### GIVEN EXERCISE
All lines from the line containing "Output the text content of this document." up to and including the last line of the listing below should be echoed exactly; no other lines belong in the response.

### SUPPLIED DATA

════════

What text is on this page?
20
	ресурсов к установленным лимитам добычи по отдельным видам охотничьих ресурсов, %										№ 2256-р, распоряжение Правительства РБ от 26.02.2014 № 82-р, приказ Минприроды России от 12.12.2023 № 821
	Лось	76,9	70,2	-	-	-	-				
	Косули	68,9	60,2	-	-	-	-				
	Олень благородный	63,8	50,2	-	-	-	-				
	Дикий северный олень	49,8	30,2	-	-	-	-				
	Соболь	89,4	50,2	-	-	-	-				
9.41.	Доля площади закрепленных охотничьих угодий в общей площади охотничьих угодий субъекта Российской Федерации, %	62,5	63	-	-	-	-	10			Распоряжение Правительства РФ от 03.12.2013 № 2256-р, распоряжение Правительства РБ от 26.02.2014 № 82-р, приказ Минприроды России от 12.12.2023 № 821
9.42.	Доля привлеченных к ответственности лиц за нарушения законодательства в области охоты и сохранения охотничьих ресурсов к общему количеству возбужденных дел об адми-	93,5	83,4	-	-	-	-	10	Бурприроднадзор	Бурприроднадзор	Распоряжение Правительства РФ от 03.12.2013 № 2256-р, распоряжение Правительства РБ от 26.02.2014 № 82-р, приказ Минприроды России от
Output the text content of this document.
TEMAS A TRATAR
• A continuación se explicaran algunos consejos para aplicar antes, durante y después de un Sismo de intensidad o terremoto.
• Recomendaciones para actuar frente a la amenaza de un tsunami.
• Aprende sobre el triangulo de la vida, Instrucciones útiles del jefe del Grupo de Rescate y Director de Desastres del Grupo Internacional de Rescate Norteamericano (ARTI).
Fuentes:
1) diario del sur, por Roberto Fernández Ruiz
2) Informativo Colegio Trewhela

════════

### REPLY TO THE EXERCISE
Output the text content of this document.
TEMAS A TRATAR
• A continuación se explicaran algunos consejos para aplicar antes, durante y después de un Sismo de intensidad o terremoto.
• Recomendaciones para actuar frente a la amenaza de un tsunami.
• Aprende sobre el triangulo de la vida, Instrucciones útiles del jefe del Grupo de Rescate y Director de Desastres del Grupo Internacional de Rescate Norteamericano (ARTI).
Fuentes:
1) diario del sur, por Roberto Fernández Ruiz
2) Informativo Colegio Trewhela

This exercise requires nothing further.